## [Source extract]
== Segment start ==

Two Cultures

During my nineteen years at Penn I have served as a faculty member in two departments, architecture in the School of Design, and real estate in the Wharton School. I discovered many small differences: the real estate faculty is more social, with a Christmas party and an end of year barbecue; architects are less punctual and more long-winded than economists; the business school has better box lunches at faculty meetings. But what struck me most was the differences in academic cultures.

Medical schools do medical research, business schools advance the theoretical state of the art, but architecture schools don’t produce architecture—except on paper, and that work is done almost entirely by students. The design studios are the heart of the program, and the exhibition of student work is a highlight of the academic year. Like most programs, Penn’s department also produces an annual catalog of student work, but one cannot imagine an annual real estate publication devoted to student course assignments. In the real estate department, although all the faculty teach large lecture courses and teaching is what “pays the rent” for the department, the emphasis is on faculty research. Many faculty do all their teaching in one semester, in order to have the second free for their own work.

It is not that the real estate department doesn’t pay attention to teaching, quite the opposite. Attendance is more firmly enforced, assignments are more demanding, and grading is stricter than in architecture, at least in my experience. US News and World Report, which is basically a student consumer guide to university programs, regularly rates Wharton as one of the best B-schools in the country. How do they teach? Real estate faculty teach the same courses, year-in and year-out, refining and updating but not drastically altering the content. The content of architecture design studios, on the other hand, changes from year to year. Who teaches? The real estate department makes minimum use of adjunct teachers, considering them unreliable amateurs. By contrast, in architecture programs there is a long tradition, dating back to the Ecole des Beaux-Arts, of practitioners teaching on a part-time basis. In the Penn architecture department, for example, scores of adjuncts and lecturers far outnumber the dozen or so standing faculty.

== Segment end ==

## [Data listing]
== Segment start ==

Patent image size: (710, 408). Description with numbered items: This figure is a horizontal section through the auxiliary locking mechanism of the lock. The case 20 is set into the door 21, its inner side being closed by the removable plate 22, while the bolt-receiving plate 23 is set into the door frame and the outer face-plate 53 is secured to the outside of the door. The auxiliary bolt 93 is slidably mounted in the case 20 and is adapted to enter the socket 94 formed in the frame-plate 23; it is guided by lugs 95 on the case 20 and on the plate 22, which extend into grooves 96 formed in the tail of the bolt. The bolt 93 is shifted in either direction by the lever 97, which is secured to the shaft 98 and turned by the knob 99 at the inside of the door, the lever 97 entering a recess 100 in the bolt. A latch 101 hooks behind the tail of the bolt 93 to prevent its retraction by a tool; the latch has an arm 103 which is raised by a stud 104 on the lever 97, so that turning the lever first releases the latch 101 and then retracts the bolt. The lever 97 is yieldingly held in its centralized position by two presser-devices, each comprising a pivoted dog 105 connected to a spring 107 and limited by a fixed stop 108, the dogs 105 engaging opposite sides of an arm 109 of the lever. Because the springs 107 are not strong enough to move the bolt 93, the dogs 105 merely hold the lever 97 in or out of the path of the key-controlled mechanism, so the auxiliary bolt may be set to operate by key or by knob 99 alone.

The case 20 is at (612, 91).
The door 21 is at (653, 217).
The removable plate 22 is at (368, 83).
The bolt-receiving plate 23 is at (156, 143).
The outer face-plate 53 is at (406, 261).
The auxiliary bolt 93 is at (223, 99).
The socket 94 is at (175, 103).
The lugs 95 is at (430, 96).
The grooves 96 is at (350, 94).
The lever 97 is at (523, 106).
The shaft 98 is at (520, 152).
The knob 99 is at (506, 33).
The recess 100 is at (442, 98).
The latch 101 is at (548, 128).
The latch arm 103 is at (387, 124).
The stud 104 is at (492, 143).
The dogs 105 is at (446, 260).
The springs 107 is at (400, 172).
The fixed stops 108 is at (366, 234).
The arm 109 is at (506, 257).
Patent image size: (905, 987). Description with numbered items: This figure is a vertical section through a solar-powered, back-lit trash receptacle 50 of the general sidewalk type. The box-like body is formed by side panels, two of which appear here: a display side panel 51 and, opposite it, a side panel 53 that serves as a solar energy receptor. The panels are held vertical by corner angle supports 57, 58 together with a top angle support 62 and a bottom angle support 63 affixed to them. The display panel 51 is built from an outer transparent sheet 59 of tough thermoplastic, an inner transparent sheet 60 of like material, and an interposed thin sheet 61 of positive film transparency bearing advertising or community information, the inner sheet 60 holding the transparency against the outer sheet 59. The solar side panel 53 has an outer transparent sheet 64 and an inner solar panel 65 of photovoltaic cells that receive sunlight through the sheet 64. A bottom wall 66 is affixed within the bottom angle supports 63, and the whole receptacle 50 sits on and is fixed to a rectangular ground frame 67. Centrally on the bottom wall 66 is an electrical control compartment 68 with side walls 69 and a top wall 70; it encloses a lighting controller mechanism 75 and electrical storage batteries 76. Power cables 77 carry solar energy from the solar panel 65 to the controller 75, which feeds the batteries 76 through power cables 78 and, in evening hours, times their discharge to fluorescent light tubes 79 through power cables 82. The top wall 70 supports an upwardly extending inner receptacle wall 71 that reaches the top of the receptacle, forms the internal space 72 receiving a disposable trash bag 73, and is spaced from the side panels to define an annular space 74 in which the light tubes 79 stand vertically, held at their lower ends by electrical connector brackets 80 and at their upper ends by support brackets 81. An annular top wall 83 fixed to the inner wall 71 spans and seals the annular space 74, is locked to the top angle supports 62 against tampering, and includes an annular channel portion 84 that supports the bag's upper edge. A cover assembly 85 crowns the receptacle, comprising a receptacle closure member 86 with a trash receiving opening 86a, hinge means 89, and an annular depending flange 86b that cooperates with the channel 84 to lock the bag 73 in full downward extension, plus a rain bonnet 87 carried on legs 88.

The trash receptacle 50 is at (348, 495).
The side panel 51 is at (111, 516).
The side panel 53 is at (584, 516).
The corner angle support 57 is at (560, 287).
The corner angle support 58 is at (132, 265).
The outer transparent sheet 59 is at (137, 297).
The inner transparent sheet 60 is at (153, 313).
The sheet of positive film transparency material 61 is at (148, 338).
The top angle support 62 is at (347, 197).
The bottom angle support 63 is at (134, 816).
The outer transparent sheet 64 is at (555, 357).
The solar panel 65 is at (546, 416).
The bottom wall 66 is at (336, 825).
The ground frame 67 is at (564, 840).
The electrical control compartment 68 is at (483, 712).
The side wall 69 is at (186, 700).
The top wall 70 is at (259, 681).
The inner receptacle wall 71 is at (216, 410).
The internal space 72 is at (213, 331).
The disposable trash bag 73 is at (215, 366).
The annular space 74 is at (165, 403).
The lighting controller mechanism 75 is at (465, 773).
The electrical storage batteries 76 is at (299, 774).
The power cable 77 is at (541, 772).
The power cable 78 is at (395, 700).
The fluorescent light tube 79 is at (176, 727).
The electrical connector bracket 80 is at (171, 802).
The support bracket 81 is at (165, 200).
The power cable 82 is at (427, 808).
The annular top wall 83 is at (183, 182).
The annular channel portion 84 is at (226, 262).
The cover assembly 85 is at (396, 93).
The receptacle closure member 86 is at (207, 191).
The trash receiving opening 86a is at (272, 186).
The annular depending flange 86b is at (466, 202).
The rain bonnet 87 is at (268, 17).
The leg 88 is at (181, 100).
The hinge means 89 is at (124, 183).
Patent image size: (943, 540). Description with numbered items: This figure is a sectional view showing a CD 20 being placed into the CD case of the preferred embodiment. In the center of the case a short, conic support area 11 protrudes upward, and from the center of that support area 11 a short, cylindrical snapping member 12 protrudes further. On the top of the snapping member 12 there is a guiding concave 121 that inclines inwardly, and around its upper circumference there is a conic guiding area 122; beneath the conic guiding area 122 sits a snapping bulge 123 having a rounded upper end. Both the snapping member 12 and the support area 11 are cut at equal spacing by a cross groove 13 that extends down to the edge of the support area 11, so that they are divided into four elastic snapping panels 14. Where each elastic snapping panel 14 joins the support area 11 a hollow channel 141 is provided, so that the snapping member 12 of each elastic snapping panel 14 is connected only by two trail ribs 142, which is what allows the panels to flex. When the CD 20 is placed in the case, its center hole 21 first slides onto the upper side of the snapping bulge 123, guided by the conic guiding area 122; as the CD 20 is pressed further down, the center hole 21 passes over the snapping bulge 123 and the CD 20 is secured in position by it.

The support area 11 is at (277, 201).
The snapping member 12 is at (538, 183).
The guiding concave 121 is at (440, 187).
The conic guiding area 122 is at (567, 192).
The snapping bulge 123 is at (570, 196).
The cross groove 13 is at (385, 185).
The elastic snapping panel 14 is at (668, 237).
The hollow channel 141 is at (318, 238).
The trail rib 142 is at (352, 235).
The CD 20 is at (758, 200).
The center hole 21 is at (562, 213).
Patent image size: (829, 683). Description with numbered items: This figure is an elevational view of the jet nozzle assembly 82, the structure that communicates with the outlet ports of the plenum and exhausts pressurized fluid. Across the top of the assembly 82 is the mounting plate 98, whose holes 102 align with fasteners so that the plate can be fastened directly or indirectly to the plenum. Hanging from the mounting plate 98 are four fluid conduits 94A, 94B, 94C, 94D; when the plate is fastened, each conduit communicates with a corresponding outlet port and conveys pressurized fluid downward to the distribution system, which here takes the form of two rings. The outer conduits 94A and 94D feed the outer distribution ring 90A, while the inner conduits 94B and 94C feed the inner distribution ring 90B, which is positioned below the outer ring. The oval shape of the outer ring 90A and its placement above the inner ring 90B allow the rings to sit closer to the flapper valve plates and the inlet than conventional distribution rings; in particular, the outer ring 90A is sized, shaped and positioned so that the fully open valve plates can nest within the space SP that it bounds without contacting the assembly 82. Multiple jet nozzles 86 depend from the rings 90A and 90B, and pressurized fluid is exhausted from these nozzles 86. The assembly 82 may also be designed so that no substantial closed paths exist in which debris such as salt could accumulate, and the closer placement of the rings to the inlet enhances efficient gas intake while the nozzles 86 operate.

== Segment end ==

## [What you need to do]
Based on the "Two Cultures" text, decide whether each statement agrees with it, answering yes or no and quoting the words that settle it. (a) The real estate department relies heavily on adjunct teachers. (b) Many real estate faculty do all their teaching in a single semester. (c) In the Penn architecture department, the standing faculty outnumber the adjuncts and lecturers.

## [Response]
(a) No: "The real estate department makes minimum use of adjunct teachers, considering them unreliable amateurs."
(b) Yes: "Many faculty do all their teaching in one semester, in order to have the second free for their own work."
(c) No: "scores of adjuncts and lecturers far outnumber the dozen or so standing faculty."